[Records]
"""
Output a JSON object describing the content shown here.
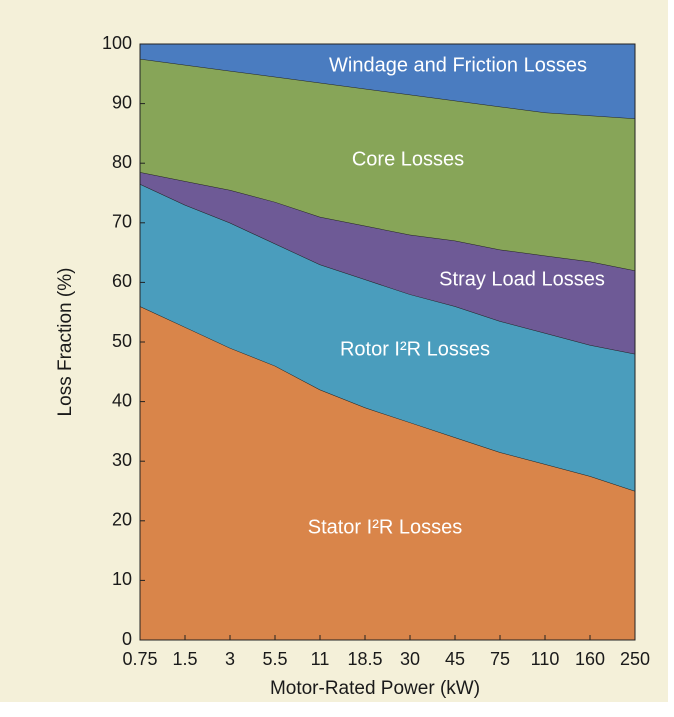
{
  "chart_data": {
    "type": "stacked-area",
    "x_label": "Motor-Rated Power (kW)",
    "y_label": "Loss Fraction (%)",
    "categories": [
      "0.75",
      "1.5",
      "3",
      "5.5",
      "11",
      "18.5",
      "30",
      "45",
      "75",
      "110",
      "160",
      "250"
    ],
    "ylim": [
      0,
      100
    ],
    "yticks": [
      0,
      10,
      20,
      30,
      40,
      50,
      60,
      70,
      80,
      90,
      100
    ],
    "series": [
      {
        "name": "Stator I²R Losses",
        "color": "#d9854a",
        "values": [
          56,
          52.5,
          49,
          46,
          42,
          39,
          36.5,
          34,
          31.5,
          29.5,
          27.5,
          25
        ]
      },
      {
        "name": "Rotor I²R Losses",
        "color": "#4a9dbd",
        "values": [
          20.5,
          20.5,
          21,
          20.5,
          21,
          21.5,
          21.5,
          22,
          22,
          22,
          22,
          23
        ]
      },
      {
        "name": "Stray Load Losses",
        "color": "#6e5a96",
        "values": [
          2,
          4,
          5.5,
          7,
          8,
          9,
          10,
          11,
          12,
          13,
          14,
          14
        ]
      },
      {
        "name": "Core Losses",
        "color": "#87a558",
        "values": [
          19,
          19.5,
          20,
          21,
          22.5,
          23,
          23.5,
          23.5,
          24,
          24,
          24.5,
          25.5
        ]
      },
      {
        "name": "Windage and Friction Losses",
        "color": "#4a7cc0",
        "values": [
          2.5,
          3.5,
          4.5,
          5.5,
          6.5,
          7.5,
          8.5,
          9.5,
          10.5,
          11.5,
          12,
          12.5
        ]
      }
    ]
  }
}
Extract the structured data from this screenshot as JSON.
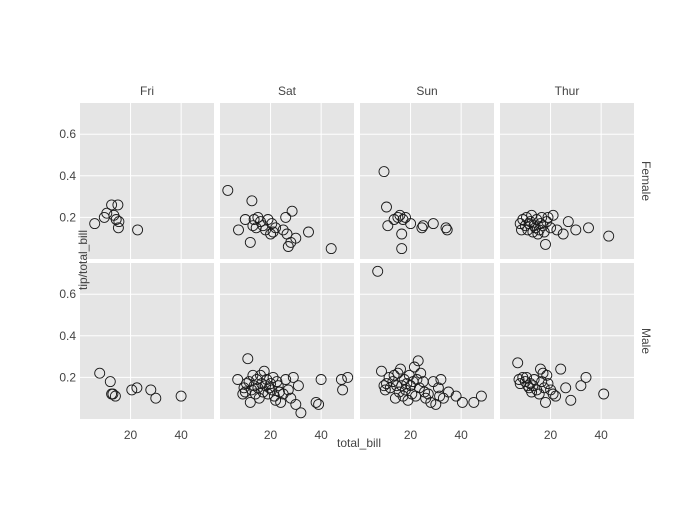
"""
The request —
Gather from the records above every line containing the string "JSON".

Problem solution —
Output a JSON object describing the content shown here.
Extract the structured data from this screenshot as JSON.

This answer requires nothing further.